#### YOUR TASK
Please write out the material that follows, exactly as it stands.

#### EXERCISE MATERIALS
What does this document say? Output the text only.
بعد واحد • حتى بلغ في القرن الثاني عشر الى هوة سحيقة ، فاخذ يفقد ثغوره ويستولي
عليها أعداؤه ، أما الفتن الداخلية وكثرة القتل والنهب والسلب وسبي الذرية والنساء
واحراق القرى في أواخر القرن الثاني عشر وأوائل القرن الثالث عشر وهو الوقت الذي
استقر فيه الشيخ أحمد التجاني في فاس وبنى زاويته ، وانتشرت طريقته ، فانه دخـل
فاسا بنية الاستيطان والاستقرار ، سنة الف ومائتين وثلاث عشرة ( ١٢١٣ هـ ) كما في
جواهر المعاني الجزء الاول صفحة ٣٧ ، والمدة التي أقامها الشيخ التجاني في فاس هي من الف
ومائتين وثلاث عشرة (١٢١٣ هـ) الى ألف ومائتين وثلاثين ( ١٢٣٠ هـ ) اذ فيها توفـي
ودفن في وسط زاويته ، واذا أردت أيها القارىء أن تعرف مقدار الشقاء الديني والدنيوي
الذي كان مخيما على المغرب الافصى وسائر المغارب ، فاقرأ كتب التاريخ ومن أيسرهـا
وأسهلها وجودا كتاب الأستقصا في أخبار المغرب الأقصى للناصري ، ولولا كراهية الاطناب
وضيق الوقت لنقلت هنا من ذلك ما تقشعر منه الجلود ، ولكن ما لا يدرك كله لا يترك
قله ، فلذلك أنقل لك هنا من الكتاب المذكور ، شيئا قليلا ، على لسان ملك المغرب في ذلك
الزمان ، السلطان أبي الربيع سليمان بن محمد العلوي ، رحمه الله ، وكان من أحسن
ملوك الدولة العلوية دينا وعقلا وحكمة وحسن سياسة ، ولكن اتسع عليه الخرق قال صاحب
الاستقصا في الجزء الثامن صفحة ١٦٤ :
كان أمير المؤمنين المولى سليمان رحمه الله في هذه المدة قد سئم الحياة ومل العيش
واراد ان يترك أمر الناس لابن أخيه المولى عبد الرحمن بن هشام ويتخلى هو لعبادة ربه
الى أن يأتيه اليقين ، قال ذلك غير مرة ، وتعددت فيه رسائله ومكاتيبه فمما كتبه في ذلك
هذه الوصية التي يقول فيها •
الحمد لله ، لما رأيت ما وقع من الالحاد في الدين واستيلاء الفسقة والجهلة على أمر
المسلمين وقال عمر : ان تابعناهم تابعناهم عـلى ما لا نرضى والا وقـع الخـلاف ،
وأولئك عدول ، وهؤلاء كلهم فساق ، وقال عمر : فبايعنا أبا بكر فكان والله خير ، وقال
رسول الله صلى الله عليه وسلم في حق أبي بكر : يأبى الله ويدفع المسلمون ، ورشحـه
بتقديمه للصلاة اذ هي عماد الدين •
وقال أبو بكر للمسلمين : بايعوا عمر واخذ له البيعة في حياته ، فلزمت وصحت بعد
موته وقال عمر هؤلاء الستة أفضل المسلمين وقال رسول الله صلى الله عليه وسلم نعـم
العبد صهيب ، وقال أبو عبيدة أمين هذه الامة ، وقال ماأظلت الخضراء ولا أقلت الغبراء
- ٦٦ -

#### TASK OUTPUT
What does this document say? Output the text only.
بعد واحد • حتى بلغ في القرن الثاني عشر الى هوة سحيقة ، فاخذ يفقد ثغوره ويستولي
عليها أعداؤه ، أما الفتن الداخلية وكثرة القتل والنهب والسلب وسبي الذرية والنساء
واحراق القرى في أواخر القرن الثاني عشر وأوائل القرن الثالث عشر وهو الوقت الذي
استقر فيه الشيخ أحمد التجاني في فاس وبنى زاويته ، وانتشرت طريقته ، فانه دخـل
فاسا بنية الاستيطان والاستقرار ، سنة الف ومائتين وثلاث عشرة ( ١٢١٣ هـ ) كما في
جواهر المعاني الجزء الاول صفحة ٣٧ ، والمدة التي أقامها الشيخ التجاني في فاس هي من الف
ومائتين وثلاث عشرة (١٢١٣ هـ) الى ألف ومائتين وثلاثين ( ١٢٣٠ هـ ) اذ فيها توفـي
ودفن في وسط زاويته ، واذا أردت أيها القارىء أن تعرف مقدار الشقاء الديني والدنيوي
الذي كان مخيما على المغرب الافصى وسائر المغارب ، فاقرأ كتب التاريخ ومن أيسرهـا
وأسهلها وجودا كتاب الأستقصا في أخبار المغرب الأقصى للناصري ، ولولا كراهية الاطناب
وضيق الوقت لنقلت هنا من ذلك ما تقشعر منه الجلود ، ولكن ما لا يدرك كله لا يترك
قله ، فلذلك أنقل لك هنا من الكتاب المذكور ، شيئا قليلا ، على لسان ملك المغرب في ذلك
الزمان ، السلطان أبي الربيع سليمان بن محمد العلوي ، رحمه الله ، وكان من أحسن
ملوك الدولة العلوية دينا وعقلا وحكمة وحسن سياسة ، ولكن اتسع عليه الخرق قال صاحب
الاستقصا في الجزء الثامن صفحة ١٦٤ :
كان أمير المؤمنين المولى سليمان رحمه الله في هذه المدة قد سئم الحياة ومل العيش
واراد ان يترك أمر الناس لابن أخيه المولى عبد الرحمن بن هشام ويتخلى هو لعبادة ربه
الى أن يأتيه اليقين ، قال ذلك غير مرة ، وتعددت فيه رسائله ومكاتيبه فمما كتبه في ذلك
هذه الوصية التي يقول فيها •
الحمد لله ، لما رأيت ما وقع من الالحاد في الدين واستيلاء الفسقة والجهلة على أمر
المسلمين وقال عمر : ان تابعناهم تابعناهم عـلى ما لا نرضى والا وقـع الخـلاف ،
وأولئك عدول ، وهؤلاء كلهم فساق ، وقال عمر : فبايعنا أبا بكر فكان والله خير ، وقال
رسول الله صلى الله عليه وسلم في حق أبي بكر : يأبى الله ويدفع المسلمون ، ورشحـه
بتقديمه للصلاة اذ هي عماد الدين •
وقال أبو بكر للمسلمين : بايعوا عمر واخذ له البيعة في حياته ، فلزمت وصحت بعد
موته وقال عمر هؤلاء الستة أفضل المسلمين وقال رسول الله صلى الله عليه وسلم نعـم
العبد صهيب ، وقال أبو عبيدة أمين هذه الامة ، وقال ماأظلت الخضراء ولا أقلت الغبراء
- ٦٦ -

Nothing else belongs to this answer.